[START OF RECORDS TO USE]

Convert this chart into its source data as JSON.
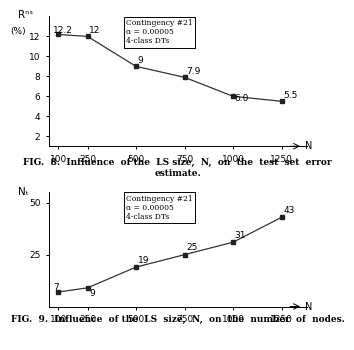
{
  "fig8": {
    "x": [
      100,
      250,
      500,
      750,
      1000,
      1250
    ],
    "y": [
      12.2,
      12.0,
      9.0,
      7.9,
      6.0,
      5.5
    ],
    "labels": [
      "12.2",
      "12",
      "9",
      "7.9",
      "6.0",
      "5.5"
    ],
    "label_offsets_x": [
      -30,
      8,
      8,
      8,
      8,
      8
    ],
    "label_offsets_y": [
      0.1,
      0.3,
      0.3,
      0.3,
      -0.5,
      0.3
    ],
    "ylabel": "Rⁿˢ\n(%)",
    "ylim": [
      1,
      14
    ],
    "yticks": [
      2,
      4,
      6,
      8,
      10,
      12
    ],
    "legend_lines": [
      "Contingency #21",
      "α = 0.00005",
      "4-class DTs"
    ]
  },
  "fig9": {
    "x": [
      100,
      250,
      500,
      750,
      1000,
      1250
    ],
    "y": [
      7,
      9,
      19,
      25,
      31,
      43
    ],
    "labels": [
      "7",
      "9",
      "19",
      "25",
      "31",
      "43"
    ],
    "label_offsets_x": [
      -25,
      8,
      8,
      8,
      8,
      8
    ],
    "label_offsets_y": [
      1,
      -4,
      2,
      2,
      2,
      2
    ],
    "ylabel": "Nₜ",
    "ylim": [
      0,
      55
    ],
    "yticks": [
      25,
      50
    ],
    "legend_lines": [
      "Contingency #21",
      "α = 0.00005",
      "4-class DTs"
    ]
  },
  "xlabel": "N",
  "xlim": [
    50,
    1380
  ],
  "xticks": [
    100,
    250,
    500,
    750,
    1000,
    1250
  ],
  "line_color": "#333333",
  "marker_color": "#222222",
  "caption8": "FIG.  8.  Influence  of the  LS size,  N,  on  the  test  set  error\nestimate.",
  "caption9": "FIG.  9.  Influence  of the  LS  size,  N,  on  the  number  of  nodes."
}
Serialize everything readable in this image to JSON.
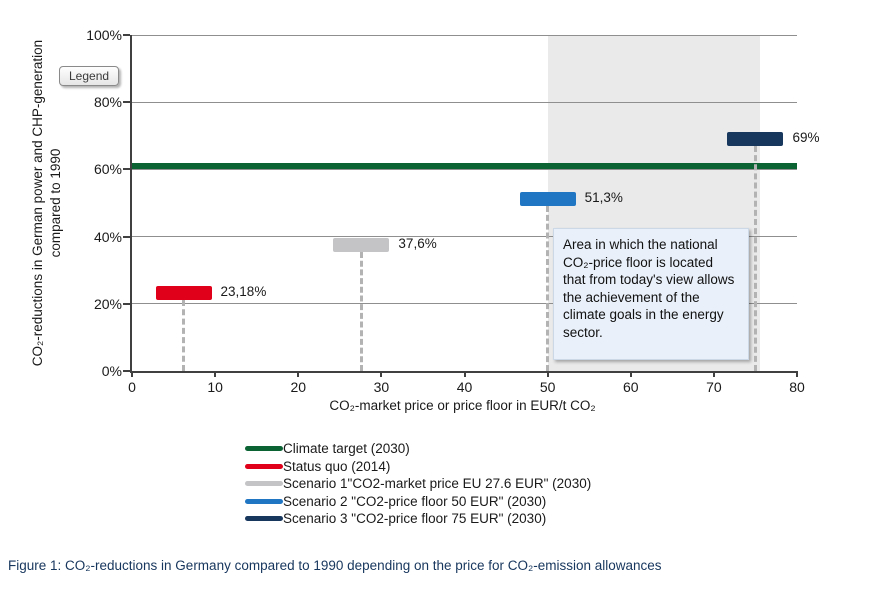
{
  "legend_button": {
    "label": "Legend"
  },
  "caption": "Figure 1: CO₂-reductions in Germany compared to 1990 depending on the price for CO₂-emission allowances",
  "annotation": {
    "text": "Area in which the national CO₂-price floor is located that from today's view allows the achievement of the climate goals in the energy sector."
  },
  "chart_data": {
    "type": "scatter",
    "title": "",
    "xlabel": "CO₂-market price or price floor in EUR/t CO₂",
    "ylabel": "CO₂-reductions in German power and CHP-generation compared to 1990",
    "ylabel_lines": [
      "CO₂-reductions in German power and CHP-generation",
      "compared to 1990"
    ],
    "xlim": [
      0,
      80
    ],
    "ylim": [
      0,
      100
    ],
    "x_ticks": [
      0,
      10,
      20,
      30,
      40,
      50,
      60,
      70,
      80
    ],
    "y_ticks": [
      0,
      20,
      40,
      60,
      80,
      100
    ],
    "y_tick_labels": [
      "0%",
      "20%",
      "40%",
      "60%",
      "80%",
      "100%"
    ],
    "grid": "horizontal",
    "legend_position": "bottom",
    "climate_target": {
      "name": "Climate target (2030)",
      "y": 61,
      "color": "#0b6334"
    },
    "points": [
      {
        "name": "Status quo (2014)",
        "x": 6.2,
        "y": 23.18,
        "label": "23,18%",
        "color": "#e00019"
      },
      {
        "name": "Scenario 1\"CO2-market price EU 27.6 EUR\" (2030)",
        "x": 27.6,
        "y": 37.6,
        "label": "37,6%",
        "color": "#c4c4c6"
      },
      {
        "name": "Scenario 2 \"CO2-price floor 50 EUR\" (2030)",
        "x": 50,
        "y": 51.3,
        "label": "51,3%",
        "color": "#2176c4"
      },
      {
        "name": "Scenario 3 \"CO2-price floor 75 EUR\" (2030)",
        "x": 75,
        "y": 69,
        "label": "69%",
        "color": "#17375d"
      }
    ],
    "shaded_region": {
      "x_from": 50,
      "x_to": 75.5,
      "color": "#eaeaea"
    },
    "legend": [
      {
        "label": "Climate target (2030)",
        "color": "#0b6334"
      },
      {
        "label": "Status quo (2014)",
        "color": "#e00019"
      },
      {
        "label": "Scenario 1\"CO2-market price EU 27.6 EUR\" (2030)",
        "color": "#c4c4c6"
      },
      {
        "label": "Scenario 2 \"CO2-price floor 50 EUR\" (2030)",
        "color": "#2176c4"
      },
      {
        "label": "Scenario 3 \"CO2-price floor 75 EUR\" (2030)",
        "color": "#17375d"
      }
    ]
  }
}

[END OF RECORDS TO USE]

**DIRECTIONS:** Copy every single line of the material above that holds "compared".

**RESULT:**
  "caption": "Figure 1: CO₂-reductions in Germany compared to 1990 depending on the price for CO₂-emission allowances",
    "ylabel": "CO₂-reductions in German power and CHP-generation compared to 1990",
      "compared to 1990"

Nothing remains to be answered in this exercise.